**Work required**
Return the records in full, exactly as given.

________________

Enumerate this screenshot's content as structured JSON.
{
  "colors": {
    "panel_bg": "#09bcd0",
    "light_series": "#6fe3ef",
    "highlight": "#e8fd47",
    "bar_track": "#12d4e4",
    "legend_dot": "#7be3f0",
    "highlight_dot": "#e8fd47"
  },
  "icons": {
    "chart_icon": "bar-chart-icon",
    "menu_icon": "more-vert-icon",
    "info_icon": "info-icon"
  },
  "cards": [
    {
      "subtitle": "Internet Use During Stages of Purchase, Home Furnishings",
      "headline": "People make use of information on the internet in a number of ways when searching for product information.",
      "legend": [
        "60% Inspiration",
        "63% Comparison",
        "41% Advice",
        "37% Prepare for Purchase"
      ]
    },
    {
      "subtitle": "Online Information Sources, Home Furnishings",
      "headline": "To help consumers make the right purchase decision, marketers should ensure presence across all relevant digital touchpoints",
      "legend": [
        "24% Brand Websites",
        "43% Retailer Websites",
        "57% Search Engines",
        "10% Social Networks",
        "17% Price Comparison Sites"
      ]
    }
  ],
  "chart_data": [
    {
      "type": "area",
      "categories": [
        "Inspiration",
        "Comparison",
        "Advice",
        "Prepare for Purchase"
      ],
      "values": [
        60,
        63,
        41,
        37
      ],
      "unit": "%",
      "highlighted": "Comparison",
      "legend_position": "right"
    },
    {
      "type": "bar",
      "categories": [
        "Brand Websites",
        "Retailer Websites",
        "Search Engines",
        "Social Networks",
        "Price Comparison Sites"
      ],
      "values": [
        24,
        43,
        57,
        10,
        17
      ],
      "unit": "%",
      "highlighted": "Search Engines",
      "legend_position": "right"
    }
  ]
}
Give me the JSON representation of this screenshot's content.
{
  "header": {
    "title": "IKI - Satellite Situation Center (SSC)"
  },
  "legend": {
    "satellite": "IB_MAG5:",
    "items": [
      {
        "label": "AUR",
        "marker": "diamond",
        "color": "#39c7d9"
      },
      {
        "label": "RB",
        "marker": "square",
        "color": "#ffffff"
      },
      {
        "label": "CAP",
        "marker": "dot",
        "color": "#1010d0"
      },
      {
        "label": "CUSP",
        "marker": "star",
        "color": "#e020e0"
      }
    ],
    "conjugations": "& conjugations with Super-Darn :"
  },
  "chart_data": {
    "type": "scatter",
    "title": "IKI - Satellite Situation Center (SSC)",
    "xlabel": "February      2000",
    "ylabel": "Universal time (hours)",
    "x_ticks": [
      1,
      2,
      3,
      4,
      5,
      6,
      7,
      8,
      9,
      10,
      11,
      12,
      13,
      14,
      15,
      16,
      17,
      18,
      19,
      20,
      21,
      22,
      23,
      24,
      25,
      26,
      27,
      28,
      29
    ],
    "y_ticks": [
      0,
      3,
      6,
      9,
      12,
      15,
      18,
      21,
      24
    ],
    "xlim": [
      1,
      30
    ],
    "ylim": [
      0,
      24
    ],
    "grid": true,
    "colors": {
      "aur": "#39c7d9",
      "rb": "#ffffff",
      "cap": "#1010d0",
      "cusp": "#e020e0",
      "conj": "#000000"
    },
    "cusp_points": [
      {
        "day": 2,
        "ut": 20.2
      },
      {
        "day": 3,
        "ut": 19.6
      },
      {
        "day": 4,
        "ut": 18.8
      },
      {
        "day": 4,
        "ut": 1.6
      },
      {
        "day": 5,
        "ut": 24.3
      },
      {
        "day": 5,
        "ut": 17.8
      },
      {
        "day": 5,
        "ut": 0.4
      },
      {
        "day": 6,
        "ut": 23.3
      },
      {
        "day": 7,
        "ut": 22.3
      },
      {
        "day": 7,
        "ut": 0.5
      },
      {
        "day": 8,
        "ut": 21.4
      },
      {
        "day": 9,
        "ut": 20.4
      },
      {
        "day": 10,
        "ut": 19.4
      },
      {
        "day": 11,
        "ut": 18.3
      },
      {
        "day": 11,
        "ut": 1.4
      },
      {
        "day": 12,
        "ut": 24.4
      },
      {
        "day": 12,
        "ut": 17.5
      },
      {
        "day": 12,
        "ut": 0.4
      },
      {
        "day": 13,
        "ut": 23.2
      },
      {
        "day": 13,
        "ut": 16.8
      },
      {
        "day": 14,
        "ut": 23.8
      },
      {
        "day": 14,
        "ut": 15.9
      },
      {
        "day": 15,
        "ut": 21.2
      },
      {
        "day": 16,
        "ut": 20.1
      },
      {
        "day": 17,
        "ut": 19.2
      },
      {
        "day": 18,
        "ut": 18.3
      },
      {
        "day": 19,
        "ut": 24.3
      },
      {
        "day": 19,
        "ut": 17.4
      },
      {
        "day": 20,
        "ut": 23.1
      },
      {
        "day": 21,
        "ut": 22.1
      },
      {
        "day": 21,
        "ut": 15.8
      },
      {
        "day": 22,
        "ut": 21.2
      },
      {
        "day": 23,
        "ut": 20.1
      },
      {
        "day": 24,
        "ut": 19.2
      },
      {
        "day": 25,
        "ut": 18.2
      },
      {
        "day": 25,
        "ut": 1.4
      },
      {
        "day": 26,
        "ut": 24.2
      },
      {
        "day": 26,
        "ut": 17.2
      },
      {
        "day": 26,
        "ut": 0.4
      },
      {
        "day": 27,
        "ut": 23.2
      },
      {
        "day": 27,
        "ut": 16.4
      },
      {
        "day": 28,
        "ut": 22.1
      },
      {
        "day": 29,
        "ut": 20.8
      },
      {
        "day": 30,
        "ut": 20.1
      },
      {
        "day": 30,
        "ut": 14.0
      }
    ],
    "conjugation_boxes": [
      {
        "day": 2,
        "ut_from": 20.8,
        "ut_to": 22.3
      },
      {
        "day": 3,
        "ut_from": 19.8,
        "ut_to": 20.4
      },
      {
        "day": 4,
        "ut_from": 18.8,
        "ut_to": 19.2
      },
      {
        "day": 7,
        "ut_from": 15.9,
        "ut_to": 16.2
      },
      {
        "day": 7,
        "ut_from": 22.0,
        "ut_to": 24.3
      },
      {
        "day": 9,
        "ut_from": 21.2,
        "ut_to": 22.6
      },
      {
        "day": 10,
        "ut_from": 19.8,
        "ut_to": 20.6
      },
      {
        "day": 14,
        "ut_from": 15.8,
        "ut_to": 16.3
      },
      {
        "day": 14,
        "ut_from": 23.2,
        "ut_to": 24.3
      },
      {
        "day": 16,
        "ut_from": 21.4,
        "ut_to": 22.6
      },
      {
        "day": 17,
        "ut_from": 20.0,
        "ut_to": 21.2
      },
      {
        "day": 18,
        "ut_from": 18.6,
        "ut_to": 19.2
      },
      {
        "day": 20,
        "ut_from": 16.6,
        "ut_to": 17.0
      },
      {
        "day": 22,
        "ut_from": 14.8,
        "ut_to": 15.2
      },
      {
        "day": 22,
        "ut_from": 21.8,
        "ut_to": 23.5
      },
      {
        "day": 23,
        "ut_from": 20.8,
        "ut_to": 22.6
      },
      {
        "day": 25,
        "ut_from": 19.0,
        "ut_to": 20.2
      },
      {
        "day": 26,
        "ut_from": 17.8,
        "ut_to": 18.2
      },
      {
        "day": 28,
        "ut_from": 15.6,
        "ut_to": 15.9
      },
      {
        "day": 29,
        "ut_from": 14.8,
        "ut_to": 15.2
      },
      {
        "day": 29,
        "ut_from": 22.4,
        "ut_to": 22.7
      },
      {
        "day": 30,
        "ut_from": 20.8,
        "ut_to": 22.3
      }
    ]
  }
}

________________

**Written response**
Enumerate this screenshot's content as structured JSON.
{
  "colors": {
    "panel_bg": "#09bcd0",
    "light_series": "#6fe3ef",
    "highlight": "#e8fd47",
    "bar_track": "#12d4e4",
    "legend_dot": "#7be3f0",
    "highlight_dot": "#e8fd47"
  },
  "icons": {
    "chart_icon": "bar-chart-icon",
    "menu_icon": "more-vert-icon",
    "info_icon": "info-icon"
  },
  "cards": [
    {
      "subtitle": "Internet Use During Stages of Purchase, Home Furnishings",
      "headline": "People make use of information on the internet in a number of ways when searching for product information.",
      "legend": [
        "60% Inspiration",
        "63% Comparison",
        "41% Advice",
        "37% Prepare for Purchase"
      ]
    },
    {
      "subtitle": "Online Information Sources, Home Furnishings",
      "headline": "To help consumers make the right purchase decision, marketers should ensure presence across all relevant digital touchpoints",
      "legend": [
        "24% Brand Websites",
        "43% Retailer Websites",
        "57% Search Engines",
        "10% Social Networks",
        "17% Price Comparison Sites"
      ]
    }
  ],
  "chart_data": [
    {
      "type": "area",
      "categories": [
        "Inspiration",
        "Comparison",
        "Advice",
        "Prepare for Purchase"
      ],
      "values": [
        60,
        63,
        41,
        37
      ],
      "unit": "%",
      "highlighted": "Comparison",
      "legend_position": "right"
    },
    {
      "type": "bar",
      "categories": [
        "Brand Websites",
        "Retailer Websites",
        "Search Engines",
        "Social Networks",
        "Price Comparison Sites"
      ],
      "values": [
        24,
        43,
        57,
        10,
        17
      ],
      "unit": "%",
      "highlighted": "Search Engines",
      "legend_position": "right"
    }
  ]
}
Give me the JSON representation of this screenshot's content.
{
  "header": {
    "title": "IKI - Satellite Situation Center (SSC)"
  },
  "legend": {
    "satellite": "IB_MAG5:",
    "items": [
      {
        "label": "AUR",
        "marker": "diamond",
        "color": "#39c7d9"
      },
      {
        "label": "RB",
        "marker": "square",
        "color": "#ffffff"
      },
      {
        "label": "CAP",
        "marker": "dot",
        "color": "#1010d0"
      },
      {
        "label": "CUSP",
        "marker": "star",
        "color": "#e020e0"
      }
    ],
    "conjugations": "& conjugations with Super-Darn :"
  },
  "chart_data": {
    "type": "scatter",
    "title": "IKI - Satellite Situation Center (SSC)",
    "xlabel": "February      2000",
    "ylabel": "Universal time (hours)",
    "x_ticks": [
      1,
      2,
      3,
      4,
      5,
      6,
      7,
      8,
      9,
      10,
      11,
      12,
      13,
      14,
      15,
      16,
      17,
      18,
      19,
      20,
      21,
      22,
      23,
      24,
      25,
      26,
      27,
      28,
      29
    ],
    "y_ticks": [
      0,
      3,
      6,
      9,
      12,
      15,
      18,
      21,
      24
    ],
    "xlim": [
      1,
      30
    ],
    "ylim": [
      0,
      24
    ],
    "grid": true,
    "colors": {
      "aur": "#39c7d9",
      "rb": "#ffffff",
      "cap": "#1010d0",
      "cusp": "#e020e0",
      "conj": "#000000"
    },
    "cusp_points": [
      {
        "day": 2,
        "ut": 20.2
      },
      {
        "day": 3,
        "ut": 19.6
      },
      {
        "day": 4,
        "ut": 18.8
      },
      {
        "day": 4,
        "ut": 1.6
      },
      {
        "day": 5,
        "ut": 24.3
      },
      {
        "day": 5,
        "ut": 17.8
      },
      {
        "day": 5,
        "ut": 0.4
      },
      {
        "day": 6,
        "ut": 23.3
      },
      {
        "day": 7,
        "ut": 22.3
      },
      {
        "day": 7,
        "ut": 0.5
      },
      {
        "day": 8,
        "ut": 21.4
      },
      {
        "day": 9,
        "ut": 20.4
      },
      {
        "day": 10,
        "ut": 19.4
      },
      {
        "day": 11,
        "ut": 18.3
      },
      {
        "day": 11,
        "ut": 1.4
      },
      {
        "day": 12,
        "ut": 24.4
      },
      {
        "day": 12,
        "ut": 17.5
      },
      {
        "day": 12,
        "ut": 0.4
      },
      {
        "day": 13,
        "ut": 23.2
      },
      {
        "day": 13,
        "ut": 16.8
      },
      {
        "day": 14,
        "ut": 23.8
      },
      {
        "day": 14,
        "ut": 15.9
      },
      {
        "day": 15,
        "ut": 21.2
      },
      {
        "day": 16,
        "ut": 20.1
      },
      {
        "day": 17,
        "ut": 19.2
      },
      {
        "day": 18,
        "ut": 18.3
      },
      {
        "day": 19,
        "ut": 24.3
      },
      {
        "day": 19,
        "ut": 17.4
      },
      {
        "day": 20,
        "ut": 23.1
      },
      {
        "day": 21,
        "ut": 22.1
      },
      {
        "day": 21,
        "ut": 15.8
      },
      {
        "day": 22,
        "ut": 21.2
      },
      {
        "day": 23,
        "ut": 20.1
      },
      {
        "day": 24,
        "ut": 19.2
      },
      {
        "day": 25,
        "ut": 18.2
      },
      {
        "day": 25,
        "ut": 1.4
      },
      {
        "day": 26,
        "ut": 24.2
      },
      {
        "day": 26,
        "ut": 17.2
      },
      {
        "day": 26,
        "ut": 0.4
      },
      {
        "day": 27,
        "ut": 23.2
      },
      {
        "day": 27,
        "ut": 16.4
      },
      {
        "day": 28,
        "ut": 22.1
      },
      {
        "day": 29,
        "ut": 20.8
      },
      {
        "day": 30,
        "ut": 20.1
      },
      {
        "day": 30,
        "ut": 14.0
      }
    ],
    "conjugation_boxes": [
      {
        "day": 2,
        "ut_from": 20.8,
        "ut_to": 22.3
      },
      {
        "day": 3,
        "ut_from": 19.8,
        "ut_to": 20.4
      },
      {
        "day": 4,
        "ut_from": 18.8,
        "ut_to": 19.2
      },
      {
        "day": 7,
        "ut_from": 15.9,
        "ut_to": 16.2
      },
      {
        "day": 7,
        "ut_from": 22.0,
        "ut_to": 24.3
      },
      {
        "day": 9,
        "ut_from": 21.2,
        "ut_to": 22.6
      },
      {
        "day": 10,
        "ut_from": 19.8,
        "ut_to": 20.6
      },
      {
        "day": 14,
        "ut_from": 15.8,
        "ut_to": 16.3
      },
      {
        "day": 14,
        "ut_from": 23.2,
        "ut_to": 24.3
      },
      {
        "day": 16,
        "ut_from": 21.4,
        "ut_to": 22.6
      },
      {
        "day": 17,
        "ut_from": 20.0,
        "ut_to": 21.2
      },
      {
        "day": 18,
        "ut_from": 18.6,
        "ut_to": 19.2
      },
      {
        "day": 20,
        "ut_from": 16.6,
        "ut_to": 17.0
      },
      {
        "day": 22,
        "ut_from": 14.8,
        "ut_to": 15.2
      },
      {
        "day": 22,
        "ut_from": 21.8,
        "ut_to": 23.5
      },
      {
        "day": 23,
        "ut_from": 20.8,
        "ut_to": 22.6
      },
      {
        "day": 25,
        "ut_from": 19.0,
        "ut_to": 20.2
      },
      {
        "day": 26,
        "ut_from": 17.8,
        "ut_to": 18.2
      },
      {
        "day": 28,
        "ut_from": 15.6,
        "ut_to": 15.9
      },
      {
        "day": 29,
        "ut_from": 14.8,
        "ut_to": 15.2
      },
      {
        "day": 29,
        "ut_from": 22.4,
        "ut_to": 22.7
      },
      {
        "day": 30,
        "ut_from": 20.8,
        "ut_to": 22.3
      }
    ]
  }
}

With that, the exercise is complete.